## Work required
Print all entries word for word.

## Data listing
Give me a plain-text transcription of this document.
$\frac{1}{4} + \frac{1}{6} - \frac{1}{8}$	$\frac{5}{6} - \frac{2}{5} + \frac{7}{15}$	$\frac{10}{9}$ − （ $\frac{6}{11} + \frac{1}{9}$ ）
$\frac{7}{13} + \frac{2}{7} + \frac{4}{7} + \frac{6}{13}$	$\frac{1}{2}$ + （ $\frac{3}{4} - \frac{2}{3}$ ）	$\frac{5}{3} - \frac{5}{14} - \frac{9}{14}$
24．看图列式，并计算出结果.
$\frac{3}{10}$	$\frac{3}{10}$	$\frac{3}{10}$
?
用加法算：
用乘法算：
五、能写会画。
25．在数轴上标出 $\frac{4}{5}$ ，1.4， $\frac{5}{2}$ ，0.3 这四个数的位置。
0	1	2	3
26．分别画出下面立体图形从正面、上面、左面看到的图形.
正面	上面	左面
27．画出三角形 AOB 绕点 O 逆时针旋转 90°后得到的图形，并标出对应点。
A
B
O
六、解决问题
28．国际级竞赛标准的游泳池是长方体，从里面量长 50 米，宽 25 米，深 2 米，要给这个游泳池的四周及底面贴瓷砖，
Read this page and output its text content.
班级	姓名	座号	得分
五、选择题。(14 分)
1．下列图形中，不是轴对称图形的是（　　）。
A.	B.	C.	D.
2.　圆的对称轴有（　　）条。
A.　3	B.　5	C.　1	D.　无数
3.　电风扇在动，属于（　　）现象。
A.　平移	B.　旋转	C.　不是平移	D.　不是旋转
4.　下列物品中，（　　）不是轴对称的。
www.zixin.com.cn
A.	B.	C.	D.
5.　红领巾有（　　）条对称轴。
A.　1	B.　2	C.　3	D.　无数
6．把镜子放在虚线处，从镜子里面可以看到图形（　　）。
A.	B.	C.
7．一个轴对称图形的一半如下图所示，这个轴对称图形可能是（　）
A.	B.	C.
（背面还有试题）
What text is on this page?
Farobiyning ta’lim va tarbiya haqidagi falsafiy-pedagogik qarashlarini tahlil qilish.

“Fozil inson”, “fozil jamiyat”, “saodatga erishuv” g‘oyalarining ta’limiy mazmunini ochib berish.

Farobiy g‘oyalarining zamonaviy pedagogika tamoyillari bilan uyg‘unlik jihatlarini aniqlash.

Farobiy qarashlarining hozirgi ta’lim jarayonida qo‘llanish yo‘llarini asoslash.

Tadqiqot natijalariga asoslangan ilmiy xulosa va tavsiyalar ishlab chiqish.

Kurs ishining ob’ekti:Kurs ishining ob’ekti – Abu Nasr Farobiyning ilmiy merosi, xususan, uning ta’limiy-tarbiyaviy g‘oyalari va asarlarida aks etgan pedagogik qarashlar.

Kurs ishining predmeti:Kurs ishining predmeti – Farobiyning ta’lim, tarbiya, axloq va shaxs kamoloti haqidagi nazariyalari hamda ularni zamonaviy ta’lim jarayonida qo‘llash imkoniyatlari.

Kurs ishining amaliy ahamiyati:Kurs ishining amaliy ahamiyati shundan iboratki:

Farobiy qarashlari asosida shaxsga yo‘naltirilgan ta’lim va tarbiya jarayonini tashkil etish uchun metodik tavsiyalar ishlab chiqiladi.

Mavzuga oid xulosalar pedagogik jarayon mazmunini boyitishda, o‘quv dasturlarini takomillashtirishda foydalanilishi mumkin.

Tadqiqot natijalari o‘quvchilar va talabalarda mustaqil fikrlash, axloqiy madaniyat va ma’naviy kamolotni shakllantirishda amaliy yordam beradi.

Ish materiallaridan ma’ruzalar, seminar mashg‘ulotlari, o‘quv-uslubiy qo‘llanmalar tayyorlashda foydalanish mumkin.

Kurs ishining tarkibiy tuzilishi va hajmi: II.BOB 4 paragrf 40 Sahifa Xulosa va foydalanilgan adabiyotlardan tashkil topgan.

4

## Task response
Give me a plain-text transcription of this document.
$\frac{1}{4} + \frac{1}{6} - \frac{1}{8}$	$\frac{5}{6} - \frac{2}{5} + \frac{7}{15}$	$\frac{10}{9}$ − （ $\frac{6}{11} + \frac{1}{9}$ ）
$\frac{7}{13} + \frac{2}{7} + \frac{4}{7} + \frac{6}{13}$	$\frac{1}{2}$ + （ $\frac{3}{4} - \frac{2}{3}$ ）	$\frac{5}{3} - \frac{5}{14} - \frac{9}{14}$
24．看图列式，并计算出结果.
$\frac{3}{10}$	$\frac{3}{10}$	$\frac{3}{10}$
?
用加法算：
用乘法算：
五、能写会画。
25．在数轴上标出 $\frac{4}{5}$ ，1.4， $\frac{5}{2}$ ，0.3 这四个数的位置。
0	1	2	3
26．分别画出下面立体图形从正面、上面、左面看到的图形.
正面	上面	左面
27．画出三角形 AOB 绕点 O 逆时针旋转 90°后得到的图形，并标出对应点。
A
B
O
六、解决问题
28．国际级竞赛标准的游泳池是长方体，从里面量长 50 米，宽 25 米，深 2 米，要给这个游泳池的四周及底面贴瓷砖，
Read this page and output its text content.
班级	姓名	座号	得分
五、选择题。(14 分)
1．下列图形中，不是轴对称图形的是（　　）。
A.	B.	C.	D.
2.　圆的对称轴有（　　）条。
A.　3	B.　5	C.　1	D.　无数
3.　电风扇在动，属于（　　）现象。
A.　平移	B.　旋转	C.　不是平移	D.　不是旋转
4.　下列物品中，（　　）不是轴对称的。
www.zixin.com.cn
A.	B.	C.	D.
5.　红领巾有（　　）条对称轴。
A.　1	B.　2	C.　3	D.　无数
6．把镜子放在虚线处，从镜子里面可以看到图形（　　）。
A.	B.	C.
7．一个轴对称图形的一半如下图所示，这个轴对称图形可能是（　）
A.	B.	C.
（背面还有试题）
What text is on this page?
Farobiyning ta’lim va tarbiya haqidagi falsafiy-pedagogik qarashlarini tahlil qilish.

“Fozil inson”, “fozil jamiyat”, “saodatga erishuv” g‘oyalarining ta’limiy mazmunini ochib berish.

Farobiy g‘oyalarining zamonaviy pedagogika tamoyillari bilan uyg‘unlik jihatlarini aniqlash.

Farobiy qarashlarining hozirgi ta’lim jarayonida qo‘llanish yo‘llarini asoslash.

Tadqiqot natijalariga asoslangan ilmiy xulosa va tavsiyalar ishlab chiqish.

Kurs ishining ob’ekti:Kurs ishining ob’ekti – Abu Nasr Farobiyning ilmiy merosi, xususan, uning ta’limiy-tarbiyaviy g‘oyalari va asarlarida aks etgan pedagogik qarashlar.

Kurs ishining predmeti:Kurs ishining predmeti – Farobiyning ta’lim, tarbiya, axloq va shaxs kamoloti haqidagi nazariyalari hamda ularni zamonaviy ta’lim jarayonida qo‘llash imkoniyatlari.

Kurs ishining amaliy ahamiyati:Kurs ishining amaliy ahamiyati shundan iboratki:

Farobiy qarashlari asosida shaxsga yo‘naltirilgan ta’lim va tarbiya jarayonini tashkil etish uchun metodik tavsiyalar ishlab chiqiladi.

Mavzuga oid xulosalar pedagogik jarayon mazmunini boyitishda, o‘quv dasturlarini takomillashtirishda foydalanilishi mumkin.

Tadqiqot natijalari o‘quvchilar va talabalarda mustaqil fikrlash, axloqiy madaniyat va ma’naviy kamolotni shakllantirishda amaliy yordam beradi.

Ish materiallaridan ma’ruzalar, seminar mashg‘ulotlari, o‘quv-uslubiy qo‘llanmalar tayyorlashda foydalanish mumkin.

Kurs ishining tarkibiy tuzilishi va hajmi: II.BOB 4 paragrf 40 Sahifa Xulosa va foydalanilgan adabiyotlardan tashkil topgan.

4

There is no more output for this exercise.